---- DATA RECORDS

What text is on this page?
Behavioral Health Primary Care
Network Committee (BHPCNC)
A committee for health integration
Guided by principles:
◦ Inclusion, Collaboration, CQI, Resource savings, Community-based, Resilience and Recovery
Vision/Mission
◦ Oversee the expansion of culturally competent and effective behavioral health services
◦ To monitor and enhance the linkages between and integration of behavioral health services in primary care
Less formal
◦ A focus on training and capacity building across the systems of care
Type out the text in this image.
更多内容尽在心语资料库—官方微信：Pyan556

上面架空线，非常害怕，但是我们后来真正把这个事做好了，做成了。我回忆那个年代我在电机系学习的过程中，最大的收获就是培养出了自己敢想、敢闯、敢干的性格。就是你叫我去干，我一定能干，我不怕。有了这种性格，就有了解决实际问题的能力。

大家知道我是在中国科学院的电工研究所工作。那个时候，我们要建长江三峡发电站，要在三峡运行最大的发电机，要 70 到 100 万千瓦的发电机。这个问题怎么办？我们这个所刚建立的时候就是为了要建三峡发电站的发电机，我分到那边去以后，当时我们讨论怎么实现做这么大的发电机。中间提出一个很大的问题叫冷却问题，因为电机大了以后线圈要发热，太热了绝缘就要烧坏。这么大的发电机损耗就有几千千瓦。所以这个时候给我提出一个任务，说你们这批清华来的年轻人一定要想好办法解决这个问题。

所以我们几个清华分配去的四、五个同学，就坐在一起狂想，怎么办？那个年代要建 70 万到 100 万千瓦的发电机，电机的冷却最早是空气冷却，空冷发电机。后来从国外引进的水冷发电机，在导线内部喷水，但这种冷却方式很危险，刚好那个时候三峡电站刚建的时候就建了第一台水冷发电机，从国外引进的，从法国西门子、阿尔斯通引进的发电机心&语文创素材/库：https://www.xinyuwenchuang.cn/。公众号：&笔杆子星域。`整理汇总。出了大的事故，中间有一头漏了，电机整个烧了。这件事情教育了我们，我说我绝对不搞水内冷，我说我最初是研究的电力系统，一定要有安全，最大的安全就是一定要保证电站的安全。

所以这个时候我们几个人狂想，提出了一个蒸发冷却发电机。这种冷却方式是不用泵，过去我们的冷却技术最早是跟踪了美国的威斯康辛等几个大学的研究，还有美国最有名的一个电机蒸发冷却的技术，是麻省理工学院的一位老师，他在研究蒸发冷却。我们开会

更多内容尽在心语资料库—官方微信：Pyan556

--------
---- DATA RECORDS

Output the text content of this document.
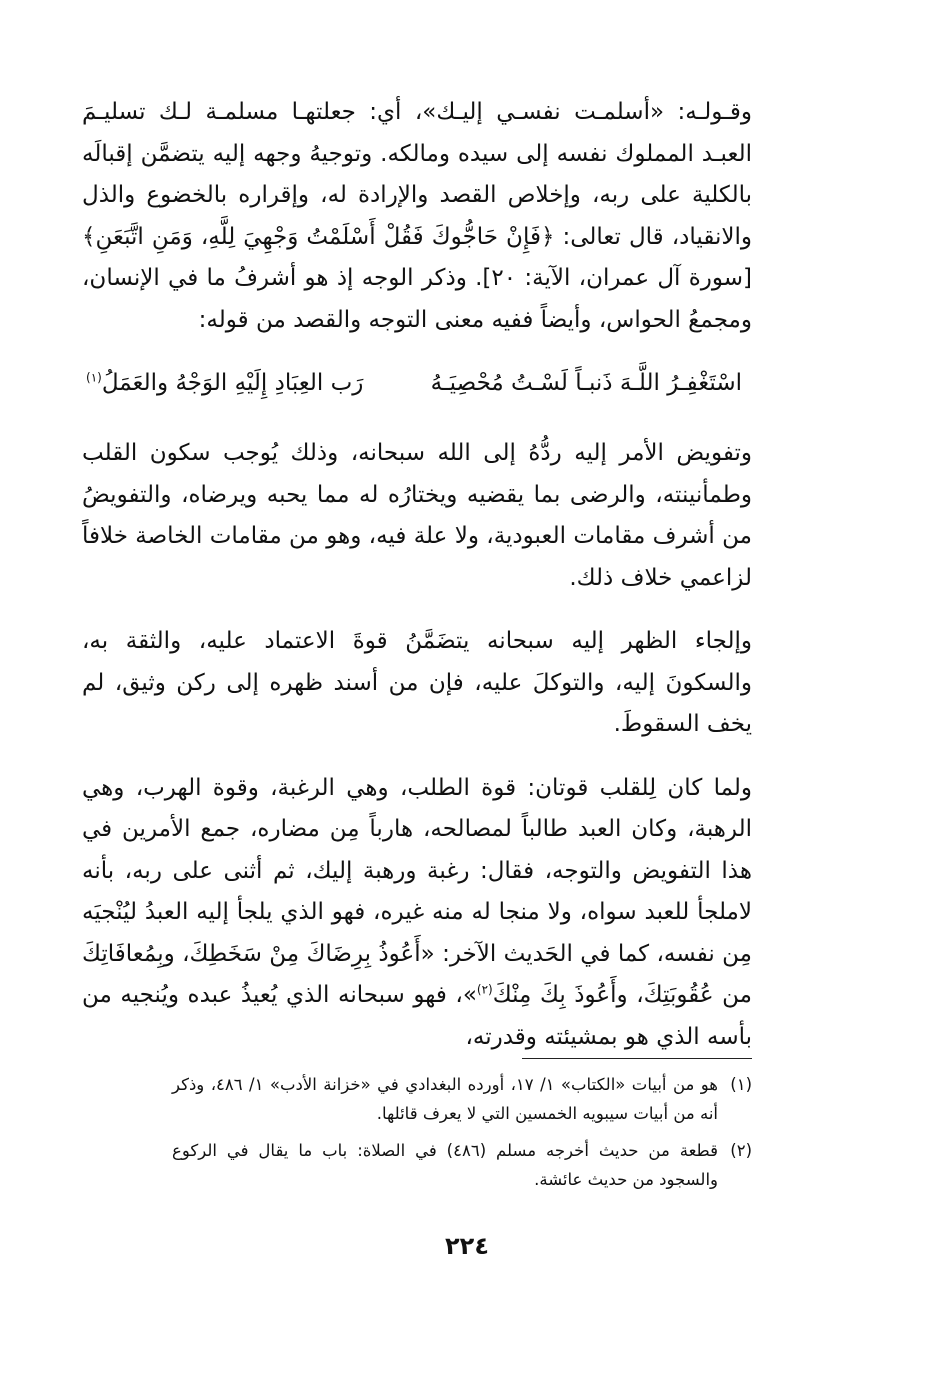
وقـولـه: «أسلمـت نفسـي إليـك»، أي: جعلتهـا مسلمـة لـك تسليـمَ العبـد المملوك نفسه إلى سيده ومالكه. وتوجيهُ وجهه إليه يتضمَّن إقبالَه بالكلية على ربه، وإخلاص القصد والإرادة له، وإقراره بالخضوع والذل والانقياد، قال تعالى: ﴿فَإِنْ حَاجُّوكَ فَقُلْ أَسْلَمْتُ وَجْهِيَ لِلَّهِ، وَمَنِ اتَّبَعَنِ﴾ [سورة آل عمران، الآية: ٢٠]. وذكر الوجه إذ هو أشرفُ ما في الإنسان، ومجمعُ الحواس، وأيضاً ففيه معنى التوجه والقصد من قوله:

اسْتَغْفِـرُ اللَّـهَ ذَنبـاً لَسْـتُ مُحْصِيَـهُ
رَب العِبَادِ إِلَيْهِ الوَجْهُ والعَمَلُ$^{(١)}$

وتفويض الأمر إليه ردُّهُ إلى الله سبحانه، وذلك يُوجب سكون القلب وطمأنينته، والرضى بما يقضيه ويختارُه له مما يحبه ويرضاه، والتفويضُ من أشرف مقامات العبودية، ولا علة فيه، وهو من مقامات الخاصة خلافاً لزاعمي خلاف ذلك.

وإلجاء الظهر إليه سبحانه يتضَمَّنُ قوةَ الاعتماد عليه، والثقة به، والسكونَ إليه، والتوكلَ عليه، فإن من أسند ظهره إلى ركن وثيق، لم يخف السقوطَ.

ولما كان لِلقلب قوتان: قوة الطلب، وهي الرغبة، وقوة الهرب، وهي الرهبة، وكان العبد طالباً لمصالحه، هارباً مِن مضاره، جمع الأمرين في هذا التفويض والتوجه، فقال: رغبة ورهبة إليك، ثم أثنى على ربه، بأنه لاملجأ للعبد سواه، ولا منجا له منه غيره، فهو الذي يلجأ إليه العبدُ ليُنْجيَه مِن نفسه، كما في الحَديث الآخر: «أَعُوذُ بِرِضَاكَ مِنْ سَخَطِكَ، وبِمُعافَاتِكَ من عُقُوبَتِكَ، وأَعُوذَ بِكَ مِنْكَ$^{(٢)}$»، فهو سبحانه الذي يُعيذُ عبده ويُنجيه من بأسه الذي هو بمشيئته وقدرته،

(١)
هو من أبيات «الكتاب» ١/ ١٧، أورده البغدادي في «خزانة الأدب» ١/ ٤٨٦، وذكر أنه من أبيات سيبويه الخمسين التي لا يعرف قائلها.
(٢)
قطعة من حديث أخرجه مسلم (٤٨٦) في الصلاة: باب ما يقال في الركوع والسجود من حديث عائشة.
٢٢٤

--------
---- DATA RECORDS

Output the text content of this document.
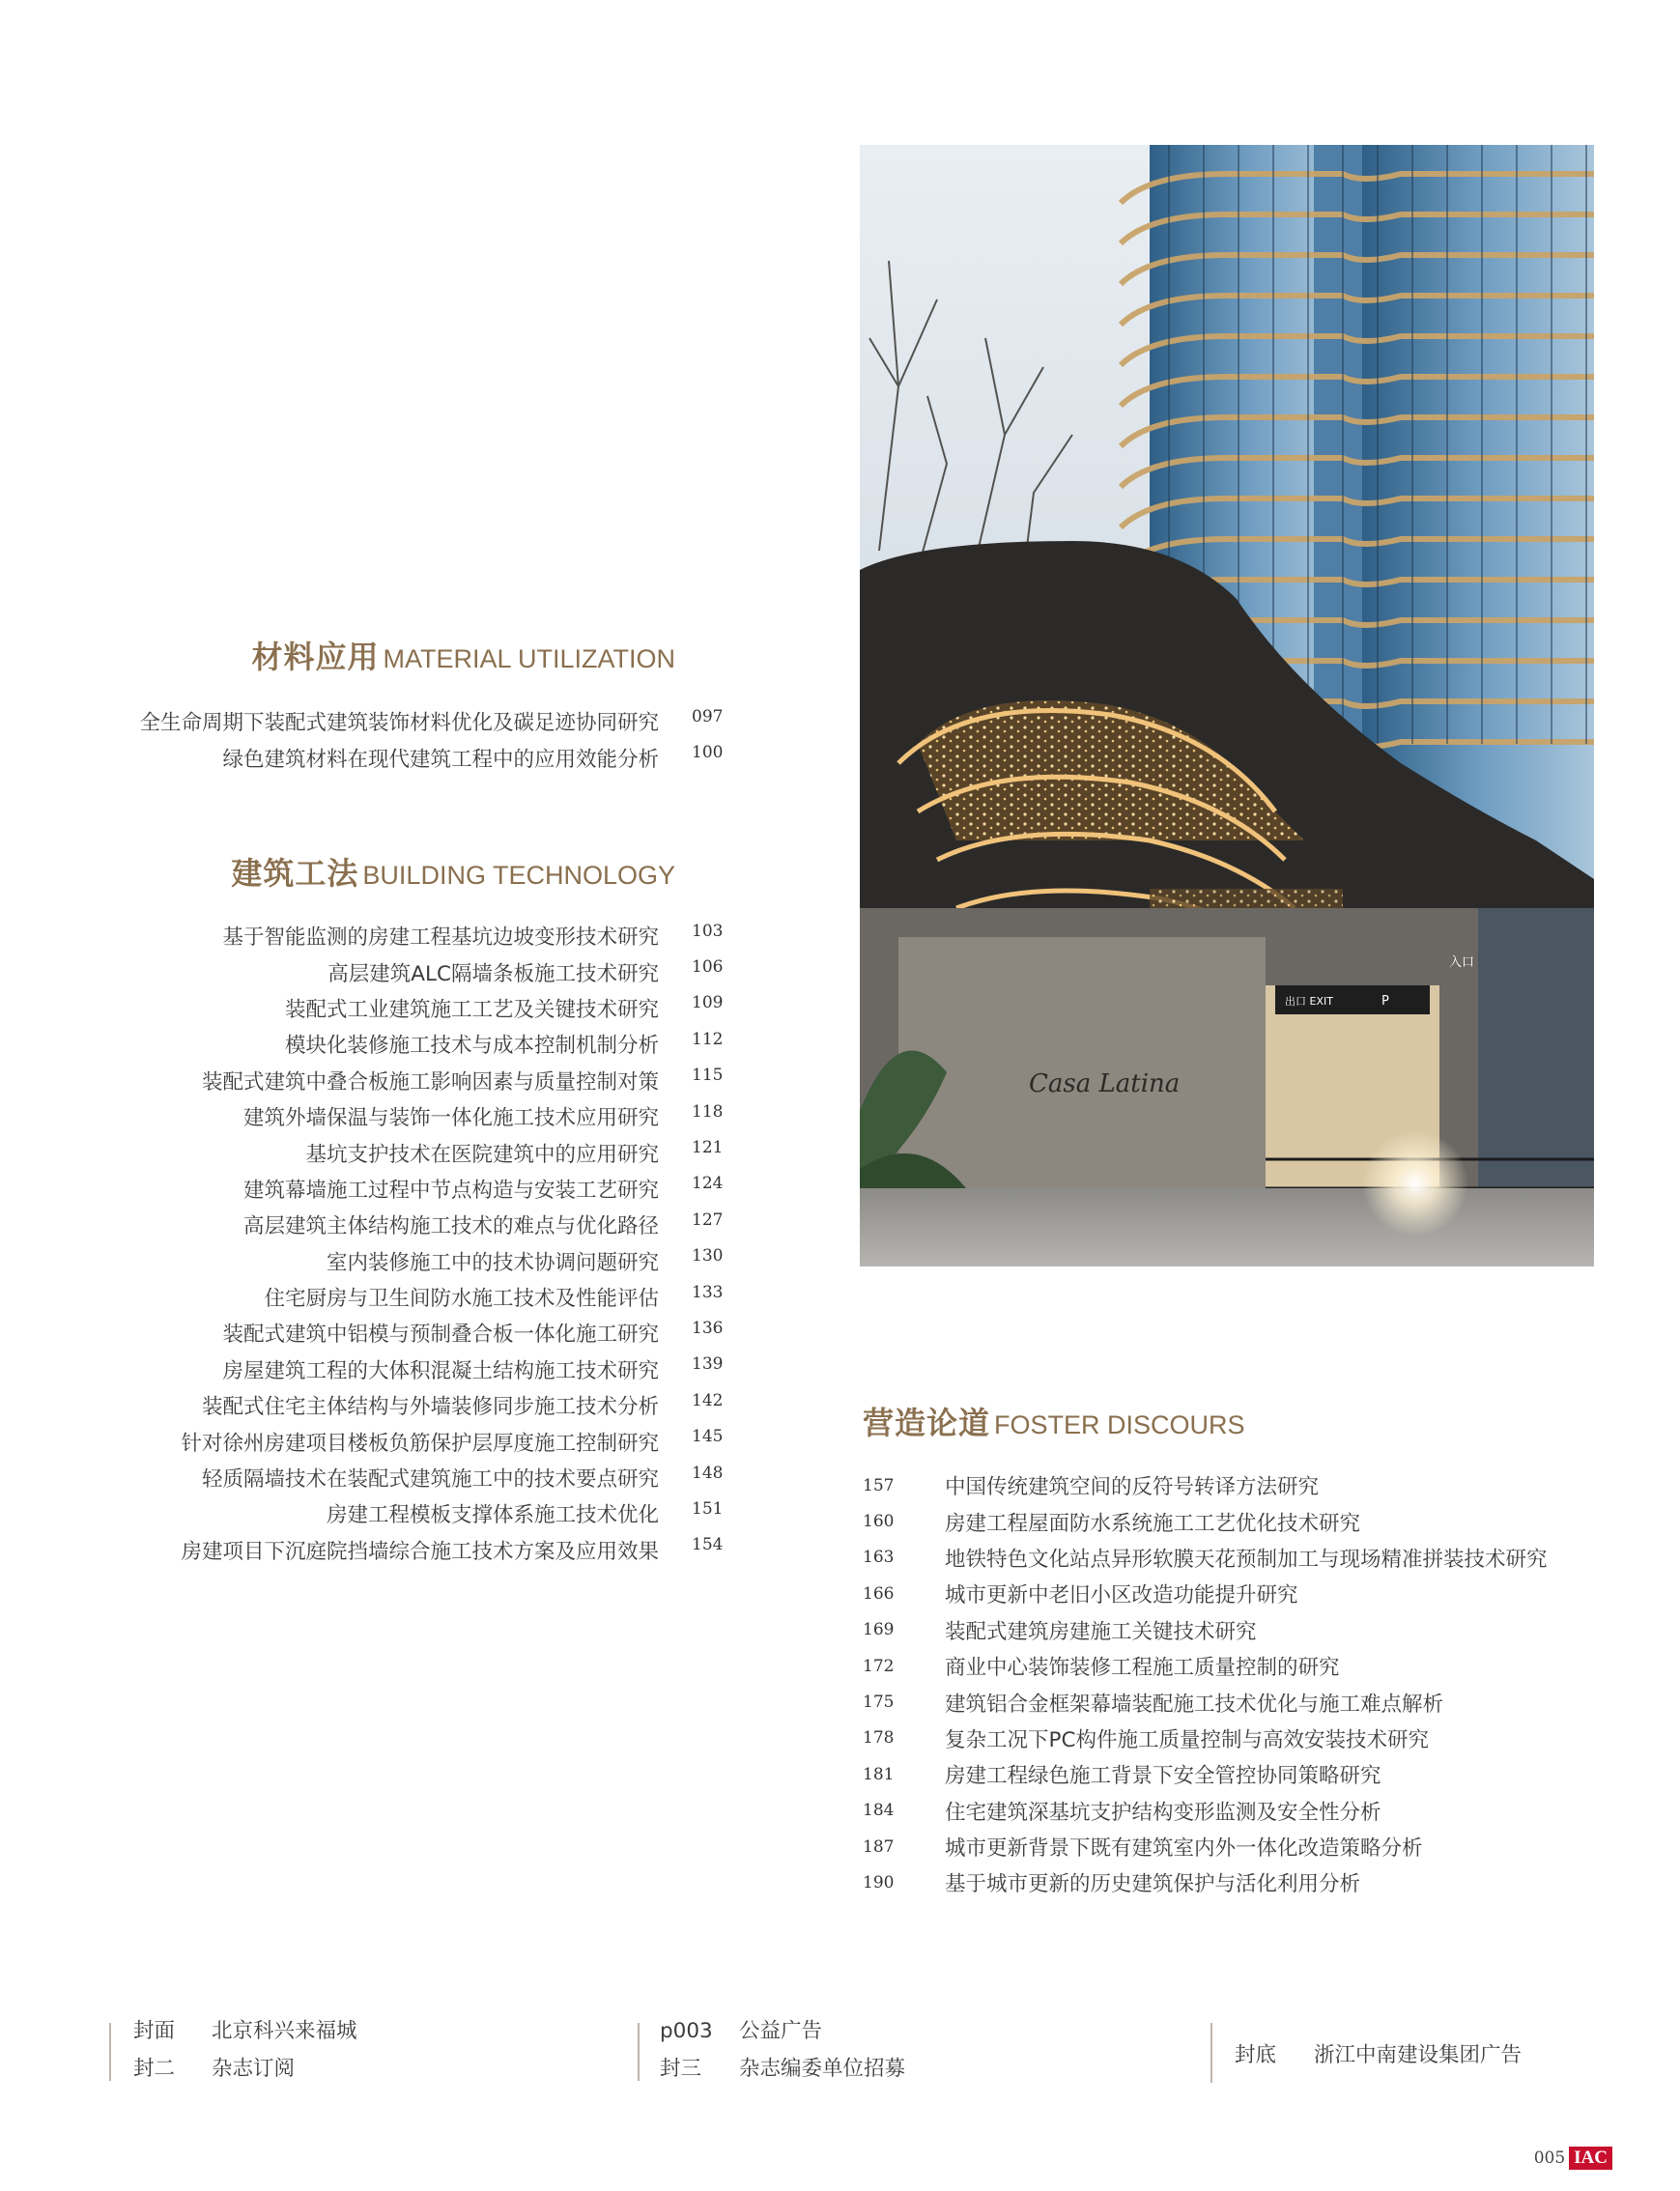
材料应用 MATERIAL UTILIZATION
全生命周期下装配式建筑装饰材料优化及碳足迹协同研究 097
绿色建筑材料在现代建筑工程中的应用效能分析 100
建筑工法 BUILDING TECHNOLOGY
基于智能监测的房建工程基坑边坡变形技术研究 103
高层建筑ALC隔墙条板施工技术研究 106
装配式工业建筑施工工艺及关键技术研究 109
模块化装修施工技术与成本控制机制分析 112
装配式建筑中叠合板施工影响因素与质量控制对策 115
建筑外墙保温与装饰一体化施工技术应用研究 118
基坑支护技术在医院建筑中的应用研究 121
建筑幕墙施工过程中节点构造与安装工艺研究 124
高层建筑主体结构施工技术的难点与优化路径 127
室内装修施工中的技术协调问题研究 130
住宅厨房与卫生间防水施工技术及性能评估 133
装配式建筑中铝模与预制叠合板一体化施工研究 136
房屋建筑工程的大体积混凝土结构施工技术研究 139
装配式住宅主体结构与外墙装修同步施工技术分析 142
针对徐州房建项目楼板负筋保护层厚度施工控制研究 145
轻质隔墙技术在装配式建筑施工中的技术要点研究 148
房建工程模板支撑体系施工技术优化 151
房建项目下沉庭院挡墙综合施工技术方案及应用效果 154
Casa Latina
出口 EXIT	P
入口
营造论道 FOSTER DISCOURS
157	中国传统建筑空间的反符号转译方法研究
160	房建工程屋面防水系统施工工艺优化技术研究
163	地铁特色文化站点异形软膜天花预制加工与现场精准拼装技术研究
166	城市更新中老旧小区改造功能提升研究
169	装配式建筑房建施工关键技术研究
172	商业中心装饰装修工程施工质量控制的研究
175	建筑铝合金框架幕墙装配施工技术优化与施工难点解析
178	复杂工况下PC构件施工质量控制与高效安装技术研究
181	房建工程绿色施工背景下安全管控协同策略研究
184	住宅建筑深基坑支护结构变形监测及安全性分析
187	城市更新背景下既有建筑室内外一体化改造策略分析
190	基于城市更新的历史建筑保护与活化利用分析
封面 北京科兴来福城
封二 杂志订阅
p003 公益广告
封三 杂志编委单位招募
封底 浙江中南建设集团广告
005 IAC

--------

» **EXERCISE TASK**
Find how many lines in the listing hold "text", and reply with that number only.

» **RESPONSE TO THE EXERCISE**
4